[Extracted records]
%%
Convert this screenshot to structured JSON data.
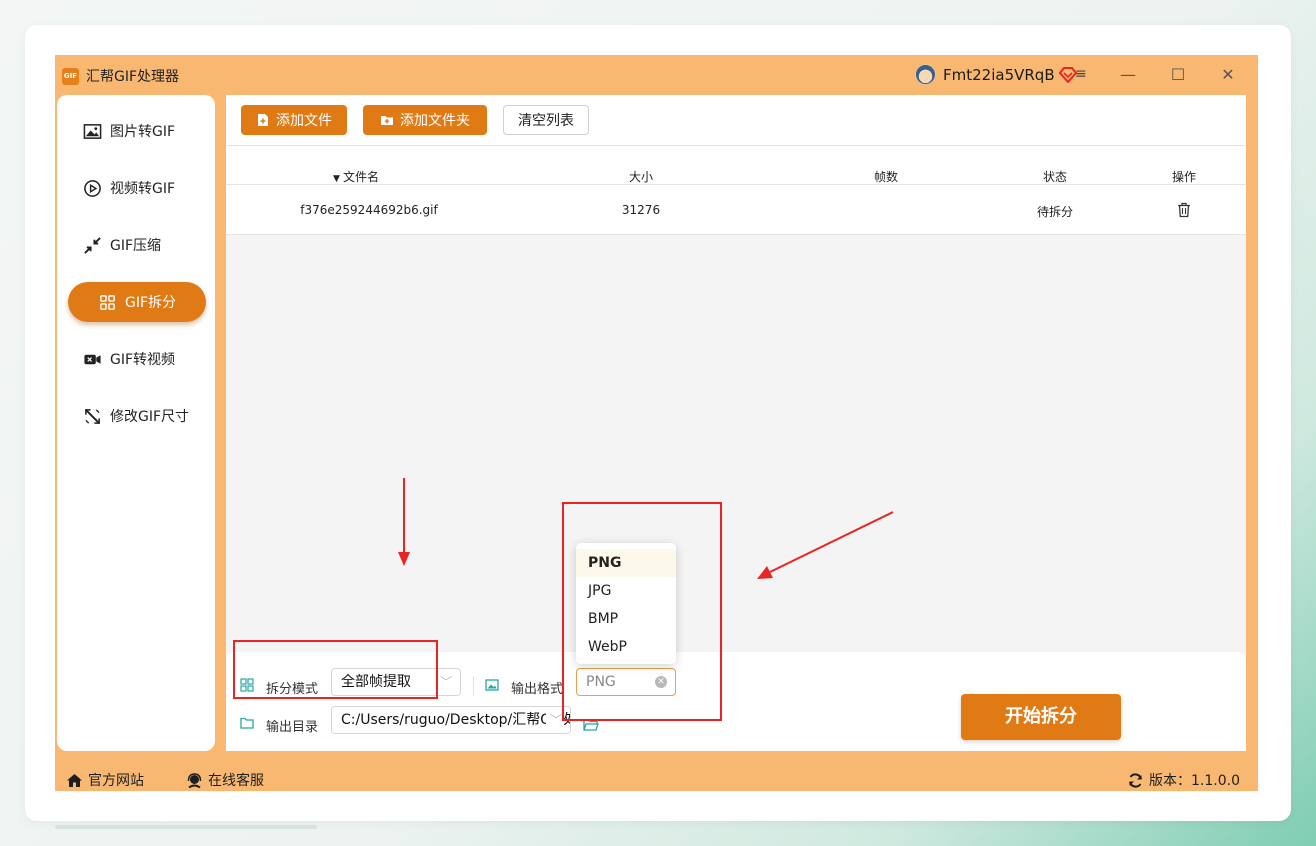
{
  "app": {
    "title": "汇帮GIF处理器",
    "logo_text": "GIF",
    "user_name": "Fmt22ia5VRqB",
    "window_controls": {
      "minimize": "—",
      "maximize": "☐",
      "close": "✕"
    }
  },
  "sidebar": {
    "items": [
      {
        "label": "图片转GIF",
        "icon": "image-icon"
      },
      {
        "label": "视频转GIF",
        "icon": "play-icon"
      },
      {
        "label": "GIF压缩",
        "icon": "compress-icon"
      },
      {
        "label": "GIF拆分",
        "icon": "split-icon",
        "active": true
      },
      {
        "label": "GIF转视频",
        "icon": "video-camera-icon"
      },
      {
        "label": "修改GIF尺寸",
        "icon": "resize-icon"
      }
    ]
  },
  "toolbar": {
    "add_file": "添加文件",
    "add_folder": "添加文件夹",
    "clear_list": "清空列表"
  },
  "table": {
    "columns": [
      "文件名",
      "大小",
      "帧数",
      "状态",
      "操作"
    ],
    "rows": [
      {
        "filename": "f376e259244692b6.gif",
        "size": "31276",
        "frames": "",
        "status": "待拆分"
      }
    ]
  },
  "options": {
    "split_mode_label": "拆分模式",
    "split_mode_value": "全部帧提取",
    "output_format_label": "输出格式",
    "output_format_value": "PNG",
    "output_dir_label": "输出目录",
    "output_dir_value": "C:/Users/ruguo/Desktop/汇帮GIF处理器"
  },
  "format_dropdown": {
    "options": [
      "PNG",
      "JPG",
      "BMP",
      "WebP"
    ],
    "selected": "PNG"
  },
  "start_button": "开始拆分",
  "footer": {
    "website": "官方网站",
    "support": "在线客服",
    "version": "版本：1.1.0.0"
  },
  "colors": {
    "accent": "#e07a14",
    "window_bg": "#f9b872",
    "annotation_red": "#e82424"
  }
}
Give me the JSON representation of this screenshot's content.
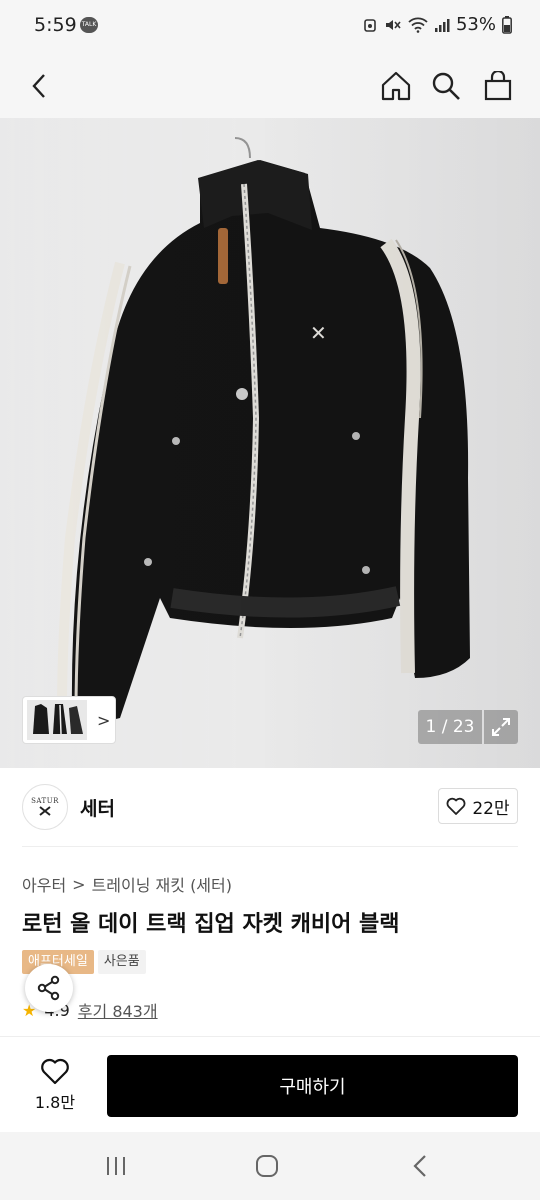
{
  "status": {
    "time": "5:59",
    "talk_badge": "TALK",
    "battery": "53%"
  },
  "toolbar": {
    "back_icon": "chevron-left-icon",
    "home_icon": "home-icon",
    "search_icon": "search-icon",
    "cart_icon": "shopping-bag-icon"
  },
  "gallery": {
    "counter": "1 / 23",
    "thumb_arrow": ">",
    "expand_icon": "expand-icon"
  },
  "brand": {
    "logo_text": "SATUR",
    "name": "세터",
    "likes": "22만"
  },
  "product": {
    "category_main": "아우터",
    "category_sep": ">",
    "category_sub": "트레이닝 재킷 (세터)",
    "title": "로턴 올 데이 트랙 집업 자켓 캐비어 블랙",
    "tag_sale": "애프터세일",
    "tag_gift": "사은품",
    "rating": "4.9",
    "review_label": "후기 843개"
  },
  "bottom": {
    "wish_count": "1.8만",
    "buy_label": "구매하기"
  },
  "colors": {
    "accent": "#000000",
    "sale_tag": "#e8b886",
    "star": "#f5b400"
  }
}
%%
▶ Work to do: Leave out the pictures and restate everything else word for word.

▶ Response to this task:
Convert this screenshot to structured JSON data.
{
  "app": {
    "title": "汇帮GIF处理器",
    "logo_text": "GIF",
    "user_name": "Fmt22ia5VRqB",
    "window_controls": {
      "minimize": "—",
      "maximize": "☐",
      "close": "✕"
    }
  },
  "sidebar": {
    "items": [
      {
        "label": "图片转GIF",
        "icon": "image-icon"
      },
      {
        "label": "视频转GIF",
        "icon": "play-icon"
      },
      {
        "label": "GIF压缩",
        "icon": "compress-icon"
      },
      {
        "label": "GIF拆分",
        "icon": "split-icon",
        "active": true
      },
      {
        "label": "GIF转视频",
        "icon": "video-camera-icon"
      },
      {
        "label": "修改GIF尺寸",
        "icon": "resize-icon"
      }
    ]
  },
  "toolbar": {
    "add_file": "添加文件",
    "add_folder": "添加文件夹",
    "clear_list": "清空列表"
  },
  "table": {
    "columns": [
      "文件名",
      "大小",
      "帧数",
      "状态",
      "操作"
    ],
    "rows": [
      {
        "filename": "f376e259244692b6.gif",
        "size": "31276",
        "frames": "",
        "status": "待拆分"
      }
    ]
  },
  "options": {
    "split_mode_label": "拆分模式",
    "split_mode_value": "全部帧提取",
    "output_format_label": "输出格式",
    "output_format_value": "PNG",
    "output_dir_label": "输出目录",
    "output_dir_value": "C:/Users/ruguo/Desktop/汇帮GIF处理器"
  },
  "format_dropdown": {
    "options": [
      "PNG",
      "JPG",
      "BMP",
      "WebP"
    ],
    "selected": "PNG"
  },
  "start_button": "开始拆分",
  "footer": {
    "website": "官方网站",
    "support": "在线客服",
    "version": "版本：1.1.0.0"
  },
  "colors": {
    "accent": "#e07a14",
    "window_bg": "#f9b872",
    "annotation_red": "#e82424"
  }
}
Give me the JSON representation of this screenshot's content.
{
  "status": {
    "time": "5:59",
    "talk_badge": "TALK",
    "battery": "53%"
  },
  "toolbar": {
    "back_icon": "chevron-left-icon",
    "home_icon": "home-icon",
    "search_icon": "search-icon",
    "cart_icon": "shopping-bag-icon"
  },
  "gallery": {
    "counter": "1 / 23",
    "thumb_arrow": ">",
    "expand_icon": "expand-icon"
  },
  "brand": {
    "logo_text": "SATUR",
    "name": "세터",
    "likes": "22만"
  },
  "product": {
    "category_main": "아우터",
    "category_sep": ">",
    "category_sub": "트레이닝 재킷 (세터)",
    "title": "로턴 올 데이 트랙 집업 자켓 캐비어 블랙",
    "tag_sale": "애프터세일",
    "tag_gift": "사은품",
    "rating": "4.9",
    "review_label": "후기 843개"
  },
  "bottom": {
    "wish_count": "1.8만",
    "buy_label": "구매하기"
  },
  "colors": {
    "accent": "#000000",
    "sale_tag": "#e8b886",
    "star": "#f5b400"
  }
}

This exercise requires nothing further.